▶ **Request**: All entries below are to be set down again, identical to the source.

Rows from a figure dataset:
==================================================
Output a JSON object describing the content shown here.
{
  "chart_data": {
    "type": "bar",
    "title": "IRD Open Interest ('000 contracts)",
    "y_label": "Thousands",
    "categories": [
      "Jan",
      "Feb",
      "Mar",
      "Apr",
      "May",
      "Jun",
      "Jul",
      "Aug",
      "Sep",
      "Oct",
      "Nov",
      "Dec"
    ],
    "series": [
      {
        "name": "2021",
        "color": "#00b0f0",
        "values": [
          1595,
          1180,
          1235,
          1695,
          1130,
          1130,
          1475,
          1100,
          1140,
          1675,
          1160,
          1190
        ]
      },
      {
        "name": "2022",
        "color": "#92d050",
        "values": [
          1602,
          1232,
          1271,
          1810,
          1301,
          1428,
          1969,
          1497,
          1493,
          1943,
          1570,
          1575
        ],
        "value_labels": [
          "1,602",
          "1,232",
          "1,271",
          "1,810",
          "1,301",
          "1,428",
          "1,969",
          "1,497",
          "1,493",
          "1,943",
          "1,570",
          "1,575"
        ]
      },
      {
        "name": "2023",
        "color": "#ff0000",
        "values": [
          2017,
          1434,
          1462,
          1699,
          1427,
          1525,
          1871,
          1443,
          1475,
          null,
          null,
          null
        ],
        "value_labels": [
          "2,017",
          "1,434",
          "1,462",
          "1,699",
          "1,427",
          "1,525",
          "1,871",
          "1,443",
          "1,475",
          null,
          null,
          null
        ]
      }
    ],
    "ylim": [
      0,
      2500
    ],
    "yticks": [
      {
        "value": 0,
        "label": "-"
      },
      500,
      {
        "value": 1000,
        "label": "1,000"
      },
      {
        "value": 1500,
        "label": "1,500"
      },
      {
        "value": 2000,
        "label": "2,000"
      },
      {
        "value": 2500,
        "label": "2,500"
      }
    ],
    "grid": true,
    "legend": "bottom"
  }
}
==================================================
▶ **Response**:
Output a JSON object describing the content shown here.
{
  "chart_data": {
    "type": "bar",
    "title": "IRD Open Interest ('000 contracts)",
    "y_label": "Thousands",
    "categories": [
      "Jan",
      "Feb",
      "Mar",
      "Apr",
      "May",
      "Jun",
      "Jul",
      "Aug",
      "Sep",
      "Oct",
      "Nov",
      "Dec"
    ],
    "series": [
      {
        "name": "2021",
        "color": "#00b0f0",
        "values": [
          1595,
          1180,
          1235,
          1695,
          1130,
          1130,
          1475,
          1100,
          1140,
          1675,
          1160,
          1190
        ]
      },
      {
        "name": "2022",
        "color": "#92d050",
        "values": [
          1602,
          1232,
          1271,
          1810,
          1301,
          1428,
          1969,
          1497,
          1493,
          1943,
          1570,
          1575
        ],
        "value_labels": [
          "1,602",
          "1,232",
          "1,271",
          "1,810",
          "1,301",
          "1,428",
          "1,969",
          "1,497",
          "1,493",
          "1,943",
          "1,570",
          "1,575"
        ]
      },
      {
        "name": "2023",
        "color": "#ff0000",
        "values": [
          2017,
          1434,
          1462,
          1699,
          1427,
          1525,
          1871,
          1443,
          1475,
          null,
          null,
          null
        ],
        "value_labels": [
          "2,017",
          "1,434",
          "1,462",
          "1,699",
          "1,427",
          "1,525",
          "1,871",
          "1,443",
          "1,475",
          null,
          null,
          null
        ]
      }
    ],
    "ylim": [
      0,
      2500
    ],
    "yticks": [
      {
        "value": 0,
        "label": "-"
      },
      500,
      {
        "value": 1000,
        "label": "1,000"
      },
      {
        "value": 1500,
        "label": "1,500"
      },
      {
        "value": 2000,
        "label": "2,000"
      },
      {
        "value": 2500,
        "label": "2,500"
      }
    ],
    "grid": true,
    "legend": "bottom"
  }
}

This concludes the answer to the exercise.